## Your goal
Every record must be repeated exactly, with no omission.

## Entries provided
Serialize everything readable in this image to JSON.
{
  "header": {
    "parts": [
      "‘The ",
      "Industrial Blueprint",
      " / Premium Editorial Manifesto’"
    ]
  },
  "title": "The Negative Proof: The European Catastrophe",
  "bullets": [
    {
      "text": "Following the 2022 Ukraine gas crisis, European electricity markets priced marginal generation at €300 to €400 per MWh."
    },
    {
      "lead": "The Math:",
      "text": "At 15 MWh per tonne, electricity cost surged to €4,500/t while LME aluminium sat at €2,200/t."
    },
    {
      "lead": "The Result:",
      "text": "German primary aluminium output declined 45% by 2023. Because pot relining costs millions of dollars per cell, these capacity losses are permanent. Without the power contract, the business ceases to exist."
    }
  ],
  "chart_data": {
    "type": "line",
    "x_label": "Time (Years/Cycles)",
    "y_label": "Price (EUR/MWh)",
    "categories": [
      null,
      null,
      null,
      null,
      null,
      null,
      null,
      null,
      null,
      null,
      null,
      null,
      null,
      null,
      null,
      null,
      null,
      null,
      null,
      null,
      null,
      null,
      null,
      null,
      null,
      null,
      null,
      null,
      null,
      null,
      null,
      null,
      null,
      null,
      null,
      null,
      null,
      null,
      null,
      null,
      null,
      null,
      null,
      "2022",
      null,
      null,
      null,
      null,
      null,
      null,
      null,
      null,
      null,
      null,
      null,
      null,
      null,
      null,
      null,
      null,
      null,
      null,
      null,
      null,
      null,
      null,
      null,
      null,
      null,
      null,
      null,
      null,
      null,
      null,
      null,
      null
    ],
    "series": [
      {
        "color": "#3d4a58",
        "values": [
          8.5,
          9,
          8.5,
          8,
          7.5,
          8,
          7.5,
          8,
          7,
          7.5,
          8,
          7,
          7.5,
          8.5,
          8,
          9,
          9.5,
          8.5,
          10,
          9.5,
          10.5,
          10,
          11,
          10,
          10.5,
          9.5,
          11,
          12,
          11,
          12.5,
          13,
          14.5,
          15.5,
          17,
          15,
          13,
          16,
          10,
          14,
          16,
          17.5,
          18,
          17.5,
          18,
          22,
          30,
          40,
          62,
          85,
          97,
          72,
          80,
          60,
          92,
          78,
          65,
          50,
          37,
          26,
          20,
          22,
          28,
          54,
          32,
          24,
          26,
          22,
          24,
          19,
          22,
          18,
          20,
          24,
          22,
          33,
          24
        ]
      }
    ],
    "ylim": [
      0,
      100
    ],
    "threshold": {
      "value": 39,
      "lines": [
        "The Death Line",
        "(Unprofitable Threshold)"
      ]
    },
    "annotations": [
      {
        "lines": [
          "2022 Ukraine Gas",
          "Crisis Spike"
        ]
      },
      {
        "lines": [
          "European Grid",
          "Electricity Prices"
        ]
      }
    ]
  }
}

## Written answer
Serialize everything readable in this image to JSON.
{
  "header": {
    "parts": [
      "‘The ",
      "Industrial Blueprint",
      " / Premium Editorial Manifesto’"
    ]
  },
  "title": "The Negative Proof: The European Catastrophe",
  "bullets": [
    {
      "text": "Following the 2022 Ukraine gas crisis, European electricity markets priced marginal generation at €300 to €400 per MWh."
    },
    {
      "lead": "The Math:",
      "text": "At 15 MWh per tonne, electricity cost surged to €4,500/t while LME aluminium sat at €2,200/t."
    },
    {
      "lead": "The Result:",
      "text": "German primary aluminium output declined 45% by 2023. Because pot relining costs millions of dollars per cell, these capacity losses are permanent. Without the power contract, the business ceases to exist."
    }
  ],
  "chart_data": {
    "type": "line",
    "x_label": "Time (Years/Cycles)",
    "y_label": "Price (EUR/MWh)",
    "categories": [
      null,
      null,
      null,
      null,
      null,
      null,
      null,
      null,
      null,
      null,
      null,
      null,
      null,
      null,
      null,
      null,
      null,
      null,
      null,
      null,
      null,
      null,
      null,
      null,
      null,
      null,
      null,
      null,
      null,
      null,
      null,
      null,
      null,
      null,
      null,
      null,
      null,
      null,
      null,
      null,
      null,
      null,
      null,
      "2022",
      null,
      null,
      null,
      null,
      null,
      null,
      null,
      null,
      null,
      null,
      null,
      null,
      null,
      null,
      null,
      null,
      null,
      null,
      null,
      null,
      null,
      null,
      null,
      null,
      null,
      null,
      null,
      null,
      null,
      null,
      null,
      null
    ],
    "series": [
      {
        "color": "#3d4a58",
        "values": [
          8.5,
          9,
          8.5,
          8,
          7.5,
          8,
          7.5,
          8,
          7,
          7.5,
          8,
          7,
          7.5,
          8.5,
          8,
          9,
          9.5,
          8.5,
          10,
          9.5,
          10.5,
          10,
          11,
          10,
          10.5,
          9.5,
          11,
          12,
          11,
          12.5,
          13,
          14.5,
          15.5,
          17,
          15,
          13,
          16,
          10,
          14,
          16,
          17.5,
          18,
          17.5,
          18,
          22,
          30,
          40,
          62,
          85,
          97,
          72,
          80,
          60,
          92,
          78,
          65,
          50,
          37,
          26,
          20,
          22,
          28,
          54,
          32,
          24,
          26,
          22,
          24,
          19,
          22,
          18,
          20,
          24,
          22,
          33,
          24
        ]
      }
    ],
    "ylim": [
      0,
      100
    ],
    "threshold": {
      "value": 39,
      "lines": [
        "The Death Line",
        "(Unprofitable Threshold)"
      ]
    },
    "annotations": [
      {
        "lines": [
          "2022 Ukraine Gas",
          "Crisis Spike"
        ]
      },
      {
        "lines": [
          "European Grid",
          "Electricity Prices"
        ]
      }
    ]
  }
}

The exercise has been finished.